- Written task: Count how many lines of the material hold "防护域名". Respond with that number alone.

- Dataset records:

•••••

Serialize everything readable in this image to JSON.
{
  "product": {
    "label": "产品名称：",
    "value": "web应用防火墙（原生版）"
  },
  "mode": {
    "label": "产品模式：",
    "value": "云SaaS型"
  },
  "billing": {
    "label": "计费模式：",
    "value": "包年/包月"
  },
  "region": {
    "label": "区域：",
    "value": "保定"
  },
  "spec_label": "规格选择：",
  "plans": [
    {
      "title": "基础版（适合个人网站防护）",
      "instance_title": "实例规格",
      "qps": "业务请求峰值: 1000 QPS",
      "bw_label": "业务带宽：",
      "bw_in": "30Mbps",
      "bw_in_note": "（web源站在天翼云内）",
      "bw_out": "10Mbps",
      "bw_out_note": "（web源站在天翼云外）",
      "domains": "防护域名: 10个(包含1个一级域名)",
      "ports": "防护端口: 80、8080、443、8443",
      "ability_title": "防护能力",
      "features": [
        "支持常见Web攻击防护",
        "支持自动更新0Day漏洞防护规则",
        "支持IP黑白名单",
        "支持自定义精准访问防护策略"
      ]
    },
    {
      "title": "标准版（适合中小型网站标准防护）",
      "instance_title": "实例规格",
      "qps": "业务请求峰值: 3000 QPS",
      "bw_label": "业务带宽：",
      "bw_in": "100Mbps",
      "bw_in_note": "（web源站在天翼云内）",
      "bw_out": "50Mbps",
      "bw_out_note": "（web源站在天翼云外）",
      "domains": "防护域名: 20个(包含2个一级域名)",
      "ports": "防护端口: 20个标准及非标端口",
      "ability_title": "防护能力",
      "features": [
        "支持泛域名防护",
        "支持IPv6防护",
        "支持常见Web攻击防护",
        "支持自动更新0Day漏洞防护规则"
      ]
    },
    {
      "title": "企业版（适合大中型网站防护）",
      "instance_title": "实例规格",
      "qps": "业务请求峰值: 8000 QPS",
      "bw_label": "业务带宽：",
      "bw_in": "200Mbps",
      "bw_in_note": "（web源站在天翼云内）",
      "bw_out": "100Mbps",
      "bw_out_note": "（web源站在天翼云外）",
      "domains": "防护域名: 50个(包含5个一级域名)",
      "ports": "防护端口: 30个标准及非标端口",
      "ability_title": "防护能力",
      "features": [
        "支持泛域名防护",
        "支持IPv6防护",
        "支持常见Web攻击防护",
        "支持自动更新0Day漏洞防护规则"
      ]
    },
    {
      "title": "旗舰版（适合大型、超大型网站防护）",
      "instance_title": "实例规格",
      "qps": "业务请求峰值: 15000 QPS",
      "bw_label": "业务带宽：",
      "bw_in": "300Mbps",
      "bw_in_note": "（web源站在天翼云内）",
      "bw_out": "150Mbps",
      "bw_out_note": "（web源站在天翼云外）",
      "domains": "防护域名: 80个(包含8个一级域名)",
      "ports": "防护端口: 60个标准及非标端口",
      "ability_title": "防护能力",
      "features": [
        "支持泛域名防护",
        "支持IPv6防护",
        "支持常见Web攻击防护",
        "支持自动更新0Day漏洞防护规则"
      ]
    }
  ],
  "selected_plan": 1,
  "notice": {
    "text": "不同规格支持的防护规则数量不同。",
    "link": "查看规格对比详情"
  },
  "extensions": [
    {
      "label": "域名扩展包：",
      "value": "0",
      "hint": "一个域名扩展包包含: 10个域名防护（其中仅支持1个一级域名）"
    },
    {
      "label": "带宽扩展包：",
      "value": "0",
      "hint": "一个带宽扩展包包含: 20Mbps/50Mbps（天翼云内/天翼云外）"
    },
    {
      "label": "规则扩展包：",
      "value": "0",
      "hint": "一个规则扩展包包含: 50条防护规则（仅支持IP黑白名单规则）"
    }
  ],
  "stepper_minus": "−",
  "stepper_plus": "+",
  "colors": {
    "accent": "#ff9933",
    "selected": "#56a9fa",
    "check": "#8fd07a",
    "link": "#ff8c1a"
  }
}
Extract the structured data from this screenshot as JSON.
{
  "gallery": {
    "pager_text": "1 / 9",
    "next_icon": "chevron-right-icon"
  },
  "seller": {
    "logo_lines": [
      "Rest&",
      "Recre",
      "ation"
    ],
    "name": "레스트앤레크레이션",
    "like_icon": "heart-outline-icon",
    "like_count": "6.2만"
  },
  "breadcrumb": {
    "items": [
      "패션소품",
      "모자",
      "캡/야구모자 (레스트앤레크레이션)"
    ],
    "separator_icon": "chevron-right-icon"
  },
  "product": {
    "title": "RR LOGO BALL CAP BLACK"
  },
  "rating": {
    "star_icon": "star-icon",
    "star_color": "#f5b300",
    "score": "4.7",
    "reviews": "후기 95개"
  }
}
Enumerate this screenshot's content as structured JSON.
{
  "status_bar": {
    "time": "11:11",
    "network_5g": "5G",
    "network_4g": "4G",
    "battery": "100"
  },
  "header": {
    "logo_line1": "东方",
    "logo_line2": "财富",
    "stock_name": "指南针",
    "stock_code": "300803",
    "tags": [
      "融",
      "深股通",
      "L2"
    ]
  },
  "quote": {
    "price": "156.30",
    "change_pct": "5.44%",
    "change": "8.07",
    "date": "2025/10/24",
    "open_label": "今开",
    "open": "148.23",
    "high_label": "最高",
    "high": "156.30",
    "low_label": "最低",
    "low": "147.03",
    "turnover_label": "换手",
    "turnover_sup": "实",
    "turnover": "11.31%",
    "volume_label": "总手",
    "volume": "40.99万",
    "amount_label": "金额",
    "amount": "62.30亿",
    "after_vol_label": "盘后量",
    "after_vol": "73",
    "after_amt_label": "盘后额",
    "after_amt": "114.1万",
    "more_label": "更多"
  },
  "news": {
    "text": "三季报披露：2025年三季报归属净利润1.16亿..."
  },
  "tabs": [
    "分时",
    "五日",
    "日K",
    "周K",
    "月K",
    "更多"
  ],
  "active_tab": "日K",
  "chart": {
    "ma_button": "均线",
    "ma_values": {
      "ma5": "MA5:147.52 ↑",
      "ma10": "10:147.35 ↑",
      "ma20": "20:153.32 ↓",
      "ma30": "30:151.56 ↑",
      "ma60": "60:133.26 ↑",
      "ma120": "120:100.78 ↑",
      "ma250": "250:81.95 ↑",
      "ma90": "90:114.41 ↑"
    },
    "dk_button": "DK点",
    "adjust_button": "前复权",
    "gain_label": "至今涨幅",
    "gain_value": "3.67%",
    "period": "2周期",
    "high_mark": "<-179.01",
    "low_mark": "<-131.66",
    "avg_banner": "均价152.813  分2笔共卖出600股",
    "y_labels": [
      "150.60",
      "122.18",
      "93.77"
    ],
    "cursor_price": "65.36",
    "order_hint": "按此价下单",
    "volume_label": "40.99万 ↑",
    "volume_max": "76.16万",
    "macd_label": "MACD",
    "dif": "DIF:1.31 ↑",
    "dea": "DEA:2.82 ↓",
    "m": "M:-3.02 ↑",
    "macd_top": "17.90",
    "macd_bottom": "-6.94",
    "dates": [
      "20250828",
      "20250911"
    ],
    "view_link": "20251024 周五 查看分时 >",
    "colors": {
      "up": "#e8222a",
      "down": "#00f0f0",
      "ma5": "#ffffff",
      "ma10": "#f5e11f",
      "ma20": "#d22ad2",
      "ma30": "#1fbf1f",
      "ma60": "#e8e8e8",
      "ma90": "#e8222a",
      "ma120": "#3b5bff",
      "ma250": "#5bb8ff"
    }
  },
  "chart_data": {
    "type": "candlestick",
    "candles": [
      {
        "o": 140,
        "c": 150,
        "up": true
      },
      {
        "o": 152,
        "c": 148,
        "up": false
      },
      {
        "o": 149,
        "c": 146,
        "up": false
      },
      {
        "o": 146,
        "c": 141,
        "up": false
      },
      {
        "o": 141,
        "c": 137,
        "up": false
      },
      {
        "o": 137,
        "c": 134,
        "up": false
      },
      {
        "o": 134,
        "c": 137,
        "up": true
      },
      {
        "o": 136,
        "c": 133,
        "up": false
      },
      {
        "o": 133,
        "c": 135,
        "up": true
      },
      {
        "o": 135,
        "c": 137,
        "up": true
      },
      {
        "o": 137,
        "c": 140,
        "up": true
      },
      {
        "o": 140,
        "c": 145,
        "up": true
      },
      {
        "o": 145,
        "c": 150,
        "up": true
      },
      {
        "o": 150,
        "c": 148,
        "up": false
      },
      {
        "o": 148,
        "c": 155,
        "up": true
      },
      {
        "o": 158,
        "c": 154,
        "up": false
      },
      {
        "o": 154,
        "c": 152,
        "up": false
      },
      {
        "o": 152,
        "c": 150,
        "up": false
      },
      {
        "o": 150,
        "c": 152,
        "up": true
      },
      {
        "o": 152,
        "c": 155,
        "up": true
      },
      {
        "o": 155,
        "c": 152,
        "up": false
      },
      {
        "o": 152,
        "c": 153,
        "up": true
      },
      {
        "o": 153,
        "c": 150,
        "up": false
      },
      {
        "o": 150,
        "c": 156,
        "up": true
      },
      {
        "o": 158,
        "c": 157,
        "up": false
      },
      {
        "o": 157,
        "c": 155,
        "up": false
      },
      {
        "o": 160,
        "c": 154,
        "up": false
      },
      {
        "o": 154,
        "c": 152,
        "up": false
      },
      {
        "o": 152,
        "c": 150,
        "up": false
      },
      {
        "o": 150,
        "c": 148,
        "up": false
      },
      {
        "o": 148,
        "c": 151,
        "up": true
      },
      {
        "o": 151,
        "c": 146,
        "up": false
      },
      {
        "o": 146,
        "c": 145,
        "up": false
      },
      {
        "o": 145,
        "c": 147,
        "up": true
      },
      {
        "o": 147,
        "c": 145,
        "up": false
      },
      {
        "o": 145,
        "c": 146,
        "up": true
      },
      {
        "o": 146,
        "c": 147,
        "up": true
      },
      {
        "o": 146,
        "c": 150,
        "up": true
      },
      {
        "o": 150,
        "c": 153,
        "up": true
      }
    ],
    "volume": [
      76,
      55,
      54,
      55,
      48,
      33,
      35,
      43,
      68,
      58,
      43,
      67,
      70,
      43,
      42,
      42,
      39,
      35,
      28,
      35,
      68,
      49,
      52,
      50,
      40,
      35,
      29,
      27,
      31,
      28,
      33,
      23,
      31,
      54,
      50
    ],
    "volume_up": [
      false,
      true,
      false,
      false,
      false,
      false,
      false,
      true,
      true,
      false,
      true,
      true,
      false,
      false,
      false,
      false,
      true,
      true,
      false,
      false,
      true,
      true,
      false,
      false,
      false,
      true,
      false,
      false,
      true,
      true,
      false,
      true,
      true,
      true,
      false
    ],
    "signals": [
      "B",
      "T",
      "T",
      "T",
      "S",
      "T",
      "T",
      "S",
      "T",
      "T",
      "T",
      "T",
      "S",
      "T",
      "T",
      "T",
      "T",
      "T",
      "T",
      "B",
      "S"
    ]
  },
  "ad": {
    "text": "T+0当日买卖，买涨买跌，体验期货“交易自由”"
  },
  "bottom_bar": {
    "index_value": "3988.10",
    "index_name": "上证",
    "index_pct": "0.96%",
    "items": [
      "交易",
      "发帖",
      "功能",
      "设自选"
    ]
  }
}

•••••

- Result: 4